───── INFORMATION GIVEN

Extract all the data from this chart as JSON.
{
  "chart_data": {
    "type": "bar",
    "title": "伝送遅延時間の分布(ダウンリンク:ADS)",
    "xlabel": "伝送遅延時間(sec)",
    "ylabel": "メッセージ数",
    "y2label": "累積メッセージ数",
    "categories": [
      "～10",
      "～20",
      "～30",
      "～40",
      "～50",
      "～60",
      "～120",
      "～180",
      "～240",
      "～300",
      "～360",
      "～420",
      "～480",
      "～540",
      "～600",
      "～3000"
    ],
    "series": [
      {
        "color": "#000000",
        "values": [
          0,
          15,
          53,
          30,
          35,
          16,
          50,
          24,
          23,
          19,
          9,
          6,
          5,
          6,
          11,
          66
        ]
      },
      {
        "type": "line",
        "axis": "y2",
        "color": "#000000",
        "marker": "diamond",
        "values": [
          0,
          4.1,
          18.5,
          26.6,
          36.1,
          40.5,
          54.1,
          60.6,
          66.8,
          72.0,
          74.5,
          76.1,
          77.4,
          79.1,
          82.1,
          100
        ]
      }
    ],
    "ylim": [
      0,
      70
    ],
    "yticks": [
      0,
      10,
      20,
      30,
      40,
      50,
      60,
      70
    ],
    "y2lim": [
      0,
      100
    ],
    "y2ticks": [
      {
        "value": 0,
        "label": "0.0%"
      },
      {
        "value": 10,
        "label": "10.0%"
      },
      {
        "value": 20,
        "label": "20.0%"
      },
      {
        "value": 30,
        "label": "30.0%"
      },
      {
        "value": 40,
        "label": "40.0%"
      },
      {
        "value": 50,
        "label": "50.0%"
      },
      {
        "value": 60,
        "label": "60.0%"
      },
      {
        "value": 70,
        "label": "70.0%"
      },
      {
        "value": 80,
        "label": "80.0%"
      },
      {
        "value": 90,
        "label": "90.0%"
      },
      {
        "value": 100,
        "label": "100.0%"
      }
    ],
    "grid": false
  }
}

──────────

Give the data again, exactly as it stands.

Extract all the data from this chart as JSON.
{
  "chart_data": {
    "type": "bar",
    "title": "伝送遅延時間の分布(ダウンリンク:ADS)",
    "xlabel": "伝送遅延時間(sec)",
    "ylabel": "メッセージ数",
    "y2label": "累積メッセージ数",
    "categories": [
      "～10",
      "～20",
      "～30",
      "～40",
      "～50",
      "～60",
      "～120",
      "～180",
      "～240",
      "～300",
      "～360",
      "～420",
      "～480",
      "～540",
      "～600",
      "～3000"
    ],
    "series": [
      {
        "color": "#000000",
        "values": [
          0,
          15,
          53,
          30,
          35,
          16,
          50,
          24,
          23,
          19,
          9,
          6,
          5,
          6,
          11,
          66
        ]
      },
      {
        "type": "line",
        "axis": "y2",
        "color": "#000000",
        "marker": "diamond",
        "values": [
          0,
          4.1,
          18.5,
          26.6,
          36.1,
          40.5,
          54.1,
          60.6,
          66.8,
          72.0,
          74.5,
          76.1,
          77.4,
          79.1,
          82.1,
          100
        ]
      }
    ],
    "ylim": [
      0,
      70
    ],
    "yticks": [
      0,
      10,
      20,
      30,
      40,
      50,
      60,
      70
    ],
    "y2lim": [
      0,
      100
    ],
    "y2ticks": [
      {
        "value": 0,
        "label": "0.0%"
      },
      {
        "value": 10,
        "label": "10.0%"
      },
      {
        "value": 20,
        "label": "20.0%"
      },
      {
        "value": 30,
        "label": "30.0%"
      },
      {
        "value": 40,
        "label": "40.0%"
      },
      {
        "value": 50,
        "label": "50.0%"
      },
      {
        "value": 60,
        "label": "60.0%"
      },
      {
        "value": 70,
        "label": "70.0%"
      },
      {
        "value": 80,
        "label": "80.0%"
      },
      {
        "value": 90,
        "label": "90.0%"
      },
      {
        "value": 100,
        "label": "100.0%"
      }
    ],
    "grid": false
  }
}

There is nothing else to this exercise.